# [Given exercise]
Wherever the string "timestamp" appears in a line, extract that line.

[Collection entries]
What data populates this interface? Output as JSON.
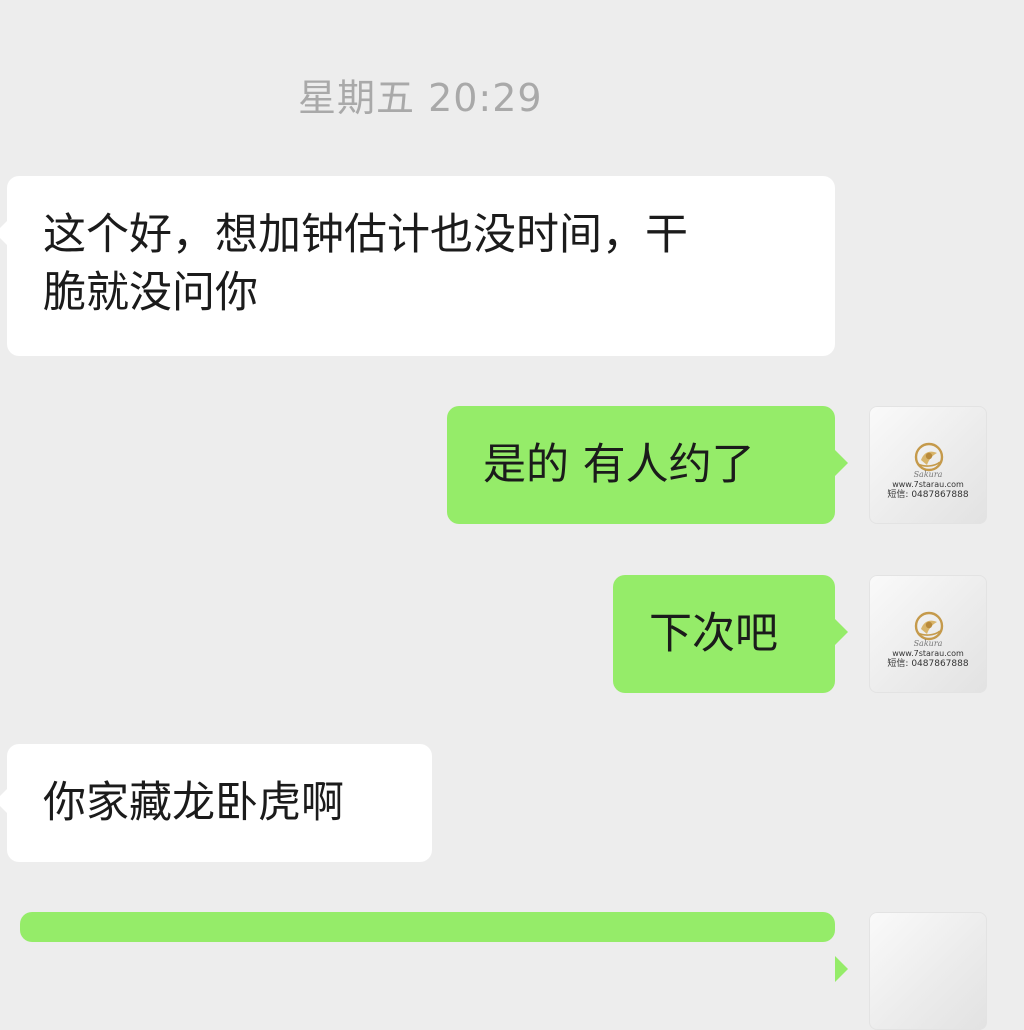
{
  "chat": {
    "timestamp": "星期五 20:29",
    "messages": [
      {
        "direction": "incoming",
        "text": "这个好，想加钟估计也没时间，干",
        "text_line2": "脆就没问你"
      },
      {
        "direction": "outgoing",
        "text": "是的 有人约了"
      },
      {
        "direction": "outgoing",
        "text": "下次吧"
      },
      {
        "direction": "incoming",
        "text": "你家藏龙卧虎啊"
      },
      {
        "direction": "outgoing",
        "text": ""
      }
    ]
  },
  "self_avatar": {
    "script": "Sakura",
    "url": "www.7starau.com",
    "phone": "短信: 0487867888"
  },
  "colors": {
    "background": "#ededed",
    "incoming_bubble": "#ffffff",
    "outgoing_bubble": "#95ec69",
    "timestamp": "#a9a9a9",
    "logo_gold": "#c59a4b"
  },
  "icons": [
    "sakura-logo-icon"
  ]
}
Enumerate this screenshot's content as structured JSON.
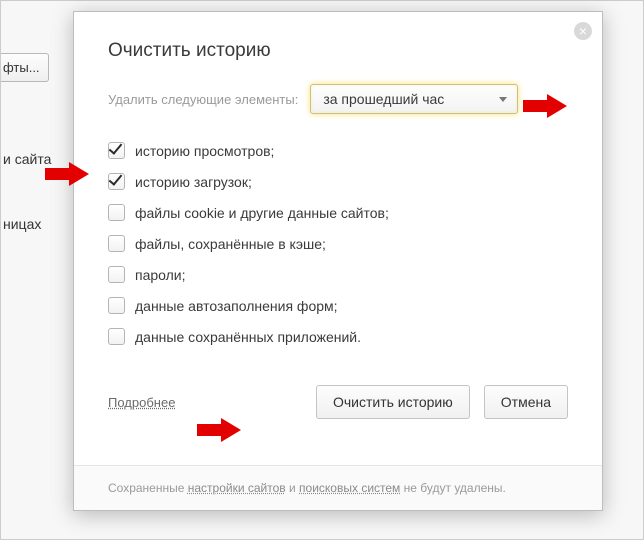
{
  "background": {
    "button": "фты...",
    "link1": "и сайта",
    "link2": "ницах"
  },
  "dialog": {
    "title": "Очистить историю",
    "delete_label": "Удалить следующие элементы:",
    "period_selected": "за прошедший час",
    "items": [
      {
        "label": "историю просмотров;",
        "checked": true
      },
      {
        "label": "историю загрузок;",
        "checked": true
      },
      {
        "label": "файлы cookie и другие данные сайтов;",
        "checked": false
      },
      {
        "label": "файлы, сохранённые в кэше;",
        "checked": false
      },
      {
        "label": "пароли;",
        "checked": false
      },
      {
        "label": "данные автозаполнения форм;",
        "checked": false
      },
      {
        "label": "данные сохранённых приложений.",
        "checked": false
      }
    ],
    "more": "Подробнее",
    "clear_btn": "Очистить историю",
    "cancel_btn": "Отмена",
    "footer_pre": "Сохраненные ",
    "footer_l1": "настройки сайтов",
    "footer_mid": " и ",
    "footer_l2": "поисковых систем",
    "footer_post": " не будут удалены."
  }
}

# [Completed task]
    "timestamp": "星期五 20:29",
    "timestamp": "#a9a9a9",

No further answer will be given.